[Start of Recorded information]

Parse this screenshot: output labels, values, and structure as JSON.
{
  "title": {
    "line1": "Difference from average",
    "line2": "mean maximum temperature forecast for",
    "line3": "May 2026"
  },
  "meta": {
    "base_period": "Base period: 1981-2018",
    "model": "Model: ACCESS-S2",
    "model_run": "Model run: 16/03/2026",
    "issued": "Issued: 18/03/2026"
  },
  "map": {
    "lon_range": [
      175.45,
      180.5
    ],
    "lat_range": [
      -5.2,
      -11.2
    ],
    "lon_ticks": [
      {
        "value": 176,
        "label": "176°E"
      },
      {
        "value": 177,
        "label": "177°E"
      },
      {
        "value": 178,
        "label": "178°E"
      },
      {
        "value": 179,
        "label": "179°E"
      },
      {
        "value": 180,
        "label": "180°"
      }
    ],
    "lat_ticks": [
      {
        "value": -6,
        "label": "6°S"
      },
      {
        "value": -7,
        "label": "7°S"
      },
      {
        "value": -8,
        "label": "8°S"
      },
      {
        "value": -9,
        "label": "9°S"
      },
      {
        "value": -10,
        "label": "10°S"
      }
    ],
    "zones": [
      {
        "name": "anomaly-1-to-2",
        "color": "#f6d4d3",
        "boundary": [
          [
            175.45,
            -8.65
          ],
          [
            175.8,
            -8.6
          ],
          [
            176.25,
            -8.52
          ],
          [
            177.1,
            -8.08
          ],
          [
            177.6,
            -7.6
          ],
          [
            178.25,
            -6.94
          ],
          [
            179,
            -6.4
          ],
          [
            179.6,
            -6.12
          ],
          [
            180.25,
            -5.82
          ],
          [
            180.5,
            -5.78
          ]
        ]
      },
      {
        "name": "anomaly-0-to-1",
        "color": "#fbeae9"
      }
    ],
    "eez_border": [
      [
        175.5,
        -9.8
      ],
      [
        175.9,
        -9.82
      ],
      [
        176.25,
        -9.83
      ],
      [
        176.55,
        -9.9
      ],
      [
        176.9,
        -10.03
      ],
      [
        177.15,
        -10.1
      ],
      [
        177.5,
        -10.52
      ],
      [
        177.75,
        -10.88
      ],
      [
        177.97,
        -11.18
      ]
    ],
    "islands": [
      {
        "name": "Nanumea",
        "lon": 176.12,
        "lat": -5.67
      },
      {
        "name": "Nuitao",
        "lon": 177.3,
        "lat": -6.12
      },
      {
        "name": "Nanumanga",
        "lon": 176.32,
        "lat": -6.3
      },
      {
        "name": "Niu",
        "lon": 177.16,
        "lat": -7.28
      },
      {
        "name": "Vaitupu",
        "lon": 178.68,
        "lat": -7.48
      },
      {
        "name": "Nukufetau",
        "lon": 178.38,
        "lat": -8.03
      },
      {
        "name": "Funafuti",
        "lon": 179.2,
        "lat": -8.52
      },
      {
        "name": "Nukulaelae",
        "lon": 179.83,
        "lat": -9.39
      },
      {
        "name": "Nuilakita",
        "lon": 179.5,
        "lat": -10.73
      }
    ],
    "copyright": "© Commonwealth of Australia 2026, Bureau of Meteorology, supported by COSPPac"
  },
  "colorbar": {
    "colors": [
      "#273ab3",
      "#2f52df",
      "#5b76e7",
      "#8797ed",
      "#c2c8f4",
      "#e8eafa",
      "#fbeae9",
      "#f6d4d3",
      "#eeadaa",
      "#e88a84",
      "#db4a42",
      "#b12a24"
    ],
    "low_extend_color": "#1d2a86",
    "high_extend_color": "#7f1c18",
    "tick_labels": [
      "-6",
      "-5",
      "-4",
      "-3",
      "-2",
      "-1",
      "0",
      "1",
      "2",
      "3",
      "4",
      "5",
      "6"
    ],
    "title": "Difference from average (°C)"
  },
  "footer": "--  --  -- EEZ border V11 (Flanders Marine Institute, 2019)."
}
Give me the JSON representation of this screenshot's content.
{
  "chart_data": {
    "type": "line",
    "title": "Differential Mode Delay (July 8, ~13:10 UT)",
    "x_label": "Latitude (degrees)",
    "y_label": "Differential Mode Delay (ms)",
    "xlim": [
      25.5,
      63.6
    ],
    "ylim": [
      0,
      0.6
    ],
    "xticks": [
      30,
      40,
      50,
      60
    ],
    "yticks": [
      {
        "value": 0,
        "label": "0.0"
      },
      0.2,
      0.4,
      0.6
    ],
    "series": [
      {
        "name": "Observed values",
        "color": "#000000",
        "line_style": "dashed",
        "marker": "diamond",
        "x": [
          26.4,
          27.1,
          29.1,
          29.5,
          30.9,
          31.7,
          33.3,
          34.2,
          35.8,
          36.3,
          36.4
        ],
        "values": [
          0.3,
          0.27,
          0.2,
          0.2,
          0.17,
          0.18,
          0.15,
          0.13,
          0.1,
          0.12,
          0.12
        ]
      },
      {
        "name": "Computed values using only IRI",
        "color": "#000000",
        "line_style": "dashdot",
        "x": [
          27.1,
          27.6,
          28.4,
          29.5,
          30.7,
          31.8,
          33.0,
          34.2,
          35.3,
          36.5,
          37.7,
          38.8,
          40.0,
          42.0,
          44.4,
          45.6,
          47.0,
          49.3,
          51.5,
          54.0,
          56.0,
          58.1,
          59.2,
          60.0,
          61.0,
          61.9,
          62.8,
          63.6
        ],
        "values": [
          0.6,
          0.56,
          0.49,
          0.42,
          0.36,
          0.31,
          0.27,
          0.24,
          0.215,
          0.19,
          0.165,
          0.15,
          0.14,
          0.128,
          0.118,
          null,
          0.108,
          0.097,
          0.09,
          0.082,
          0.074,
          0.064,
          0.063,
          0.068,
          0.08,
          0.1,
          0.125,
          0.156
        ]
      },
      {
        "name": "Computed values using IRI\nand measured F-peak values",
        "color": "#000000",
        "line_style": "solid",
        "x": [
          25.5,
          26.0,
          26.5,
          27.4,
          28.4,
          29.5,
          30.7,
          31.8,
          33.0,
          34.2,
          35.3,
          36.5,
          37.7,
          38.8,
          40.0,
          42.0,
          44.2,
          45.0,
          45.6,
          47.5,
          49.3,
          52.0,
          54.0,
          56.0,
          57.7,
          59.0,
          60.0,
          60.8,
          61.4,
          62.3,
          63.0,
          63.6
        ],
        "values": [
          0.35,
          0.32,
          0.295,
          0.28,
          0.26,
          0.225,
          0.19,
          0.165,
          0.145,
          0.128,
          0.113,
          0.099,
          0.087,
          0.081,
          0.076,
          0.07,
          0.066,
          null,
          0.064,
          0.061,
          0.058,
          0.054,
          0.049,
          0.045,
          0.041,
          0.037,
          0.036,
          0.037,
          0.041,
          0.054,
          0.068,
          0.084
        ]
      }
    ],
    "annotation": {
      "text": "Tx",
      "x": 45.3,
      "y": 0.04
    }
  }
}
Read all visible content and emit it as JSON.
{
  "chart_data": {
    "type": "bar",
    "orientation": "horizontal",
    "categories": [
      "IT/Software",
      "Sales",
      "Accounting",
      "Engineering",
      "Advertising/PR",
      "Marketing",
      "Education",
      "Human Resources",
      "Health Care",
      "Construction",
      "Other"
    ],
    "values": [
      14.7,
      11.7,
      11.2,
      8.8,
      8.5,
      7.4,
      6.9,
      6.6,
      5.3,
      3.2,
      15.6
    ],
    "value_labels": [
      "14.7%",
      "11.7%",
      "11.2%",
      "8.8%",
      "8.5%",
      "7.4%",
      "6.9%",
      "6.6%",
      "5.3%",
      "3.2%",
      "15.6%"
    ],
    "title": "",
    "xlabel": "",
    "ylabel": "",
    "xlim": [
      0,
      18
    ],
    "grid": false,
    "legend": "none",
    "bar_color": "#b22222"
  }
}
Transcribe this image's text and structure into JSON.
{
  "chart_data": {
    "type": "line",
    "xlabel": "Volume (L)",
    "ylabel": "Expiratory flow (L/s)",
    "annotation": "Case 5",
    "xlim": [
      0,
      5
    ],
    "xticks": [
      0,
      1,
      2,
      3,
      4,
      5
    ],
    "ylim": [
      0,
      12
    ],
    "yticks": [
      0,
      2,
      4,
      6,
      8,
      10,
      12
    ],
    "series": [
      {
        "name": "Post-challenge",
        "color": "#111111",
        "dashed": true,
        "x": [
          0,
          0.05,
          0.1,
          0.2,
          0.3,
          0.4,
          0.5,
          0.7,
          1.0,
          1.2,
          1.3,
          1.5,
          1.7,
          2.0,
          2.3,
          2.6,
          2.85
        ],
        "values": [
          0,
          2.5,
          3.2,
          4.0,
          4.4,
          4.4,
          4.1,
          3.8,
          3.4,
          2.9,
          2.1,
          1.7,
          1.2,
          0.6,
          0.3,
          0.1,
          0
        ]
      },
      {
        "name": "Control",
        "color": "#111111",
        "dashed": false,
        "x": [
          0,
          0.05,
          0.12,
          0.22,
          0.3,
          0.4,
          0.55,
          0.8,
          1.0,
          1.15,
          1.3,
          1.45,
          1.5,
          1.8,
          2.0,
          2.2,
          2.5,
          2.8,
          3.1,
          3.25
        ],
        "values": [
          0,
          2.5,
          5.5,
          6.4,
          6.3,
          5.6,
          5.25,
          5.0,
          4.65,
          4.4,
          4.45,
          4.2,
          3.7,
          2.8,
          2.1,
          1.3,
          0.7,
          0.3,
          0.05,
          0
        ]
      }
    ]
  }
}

[End of Recorded information]

=== Work required ===
Among the lines of the data, identify those with the word "JSON". Copy each of them.

=== Answer to the problem ===
Parse this screenshot: output labels, values, and structure as JSON.
Give me the JSON representation of this screenshot's content.
Read all visible content and emit it as JSON.
Transcribe this image's text and structure into JSON.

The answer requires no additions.